§ **Excerto da fonte**:
============

A palavra crédito deriva das palavras latinas credere, “confiança” e creditum, “uma coisa de boa fé”. Trata-se, portanto, de uma soma em dinheiro disponibilizada por uma pessoa, uma entidade financeira ou um banco, por um determinado período de tempo. O beneficiário deve pagar uma forma de remuneração, designada por juro, como contrapartida da disponibilização do dinheiro. Implica, geralmente, a prestação de uma garantia ao banco, pela quantia emprestada. O crédito ao consumo, geralmente, dispensa esta garantia e consequentemente implica uma taxa de juro mais elevada. Por definição consumo é a utilização, gasto ou aplicação de algum produto ou serviço, por um indivíduo (ou empresa), para suprir as suas necessidades. Ou seja, é o acto ou efeito de consumir.
Quando se recorre ao crédito está implícito um compromisso a longo prazo, e no caso do crédito ao consumo, deve-se proceder de forma a que o orçamento familiar não se desmorone durante o prazo em que o crédito durar, uma vez que esse crédito implica o pagamento de uma taxa de juro e, por essa razão, deve-se pensar cuidadosamente antes de contrair um crédito. Há pouco mais de dez anos não se ouvia falar em crédito ao consumo. O crédito que os portugueses conheciam era o crédito para a compra de casa e apenas alguns mais bem informados e próximos das instituições financeiras sabiam da possibilidade de utilizarem um crédito para fins privados. O crédito ao consumo é pois uma realidade recente entre nós.

============

(Entradas do conjunto de dados)
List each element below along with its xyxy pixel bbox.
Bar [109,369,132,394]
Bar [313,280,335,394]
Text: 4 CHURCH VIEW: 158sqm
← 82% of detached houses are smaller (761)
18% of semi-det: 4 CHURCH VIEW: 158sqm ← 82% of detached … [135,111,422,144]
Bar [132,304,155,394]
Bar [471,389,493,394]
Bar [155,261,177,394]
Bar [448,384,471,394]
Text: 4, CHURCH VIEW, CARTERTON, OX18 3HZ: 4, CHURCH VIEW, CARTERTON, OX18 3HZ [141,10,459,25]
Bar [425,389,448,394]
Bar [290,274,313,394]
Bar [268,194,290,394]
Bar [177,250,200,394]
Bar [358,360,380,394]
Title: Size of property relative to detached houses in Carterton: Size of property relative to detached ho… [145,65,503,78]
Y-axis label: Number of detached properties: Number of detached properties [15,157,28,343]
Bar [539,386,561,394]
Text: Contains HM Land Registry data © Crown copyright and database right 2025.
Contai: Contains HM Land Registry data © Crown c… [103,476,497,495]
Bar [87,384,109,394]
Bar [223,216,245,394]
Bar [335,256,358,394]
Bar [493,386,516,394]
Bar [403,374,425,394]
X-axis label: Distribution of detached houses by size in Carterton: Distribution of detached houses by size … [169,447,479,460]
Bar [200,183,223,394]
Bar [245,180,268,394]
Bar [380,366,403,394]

============

§ **Objetivo**: Prossiga o texto sobre o crédito ao consumo a partir do ponto em que termina. As entradas provêm de uma fonte diferente da do texto.

§ **Resposta esperada**:
O facto é que, hoje em dia, somos “bombardeados” com publicidade, quer através da televisão, quer através da rádio, revistas, internet e até mesmo um simples panfleto que aceitamos na rua. A publicidade feita pelas diferentes empresas tem como objectivo estimular o consumo, motivar, encantar e seduzir aqueles aos quais ela se dirige, através da criação de novas necessidades, com o fim de assegurar a venda de novos produtos postos no mercado. Assim, a função da publicidade é “vender um produto, aumentar o consumo e abrir mercados”, dado que, em cada anúncio vendem-se “estilos de vida, sensações, emoções, visões do mundo, relações humanas, sistemas de classificação, hierarquias em quantidades significativas”. É devido a esta poderosa influência que os media tem na vida de cada consumidor que as pessoas são incitadas a evidenciar um nível de vida contrário ao seu orçamento familiar. O domínio da publicidade é tão grande que o ser humano não tem condições de optar pelo que consome e o que não precisa de consumir.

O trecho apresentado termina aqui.